───── MATERIAL FOR THIS TASK ─────
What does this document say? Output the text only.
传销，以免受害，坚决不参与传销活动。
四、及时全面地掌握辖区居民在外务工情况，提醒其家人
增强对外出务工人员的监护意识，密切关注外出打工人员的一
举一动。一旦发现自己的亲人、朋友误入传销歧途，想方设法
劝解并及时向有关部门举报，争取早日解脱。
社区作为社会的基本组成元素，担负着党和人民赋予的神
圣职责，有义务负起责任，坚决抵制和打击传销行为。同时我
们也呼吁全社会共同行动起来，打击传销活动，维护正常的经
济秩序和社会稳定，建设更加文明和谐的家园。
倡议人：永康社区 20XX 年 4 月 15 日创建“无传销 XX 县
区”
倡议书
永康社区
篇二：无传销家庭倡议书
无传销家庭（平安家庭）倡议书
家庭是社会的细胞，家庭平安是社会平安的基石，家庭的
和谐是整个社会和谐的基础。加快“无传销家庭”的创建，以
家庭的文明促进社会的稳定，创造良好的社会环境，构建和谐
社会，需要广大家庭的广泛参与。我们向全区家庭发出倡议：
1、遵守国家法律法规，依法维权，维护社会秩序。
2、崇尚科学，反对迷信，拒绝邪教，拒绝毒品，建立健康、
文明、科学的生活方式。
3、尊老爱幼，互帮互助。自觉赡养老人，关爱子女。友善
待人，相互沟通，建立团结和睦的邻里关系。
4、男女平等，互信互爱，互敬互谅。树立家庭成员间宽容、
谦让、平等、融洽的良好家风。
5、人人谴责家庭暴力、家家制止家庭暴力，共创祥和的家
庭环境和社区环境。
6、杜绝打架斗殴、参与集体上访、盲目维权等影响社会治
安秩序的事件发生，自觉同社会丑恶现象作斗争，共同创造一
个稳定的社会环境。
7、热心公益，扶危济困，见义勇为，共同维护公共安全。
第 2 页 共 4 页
─────
**WRITTEN INSTRUCTION**: Extract all the material, leaving every line as it is.

**RESULT OF THE TASK**:
What does this document say? Output the text only.
传销，以免受害，坚决不参与传销活动。
四、及时全面地掌握辖区居民在外务工情况，提醒其家人
增强对外出务工人员的监护意识，密切关注外出打工人员的一
举一动。一旦发现自己的亲人、朋友误入传销歧途，想方设法
劝解并及时向有关部门举报，争取早日解脱。
社区作为社会的基本组成元素，担负着党和人民赋予的神
圣职责，有义务负起责任，坚决抵制和打击传销行为。同时我
们也呼吁全社会共同行动起来，打击传销活动，维护正常的经
济秩序和社会稳定，建设更加文明和谐的家园。
倡议人：永康社区 20XX 年 4 月 15 日创建“无传销 XX 县
区”
倡议书
永康社区
篇二：无传销家庭倡议书
无传销家庭（平安家庭）倡议书
家庭是社会的细胞，家庭平安是社会平安的基石，家庭的
和谐是整个社会和谐的基础。加快“无传销家庭”的创建，以
家庭的文明促进社会的稳定，创造良好的社会环境，构建和谐
社会，需要广大家庭的广泛参与。我们向全区家庭发出倡议：
1、遵守国家法律法规，依法维权，维护社会秩序。
2、崇尚科学，反对迷信，拒绝邪教，拒绝毒品，建立健康、
文明、科学的生活方式。
3、尊老爱幼，互帮互助。自觉赡养老人，关爱子女。友善
待人，相互沟通，建立团结和睦的邻里关系。
4、男女平等，互信互爱，互敬互谅。树立家庭成员间宽容、
谦让、平等、融洽的良好家风。
5、人人谴责家庭暴力、家家制止家庭暴力，共创祥和的家
庭环境和社区环境。
6、杜绝打架斗殴、参与集体上访、盲目维权等影响社会治
安秩序的事件发生，自觉同社会丑恶现象作斗争，共同创造一
个稳定的社会环境。
7、热心公益，扶危济困，见义勇为，共同维护公共安全。
第 2 页 共 4 页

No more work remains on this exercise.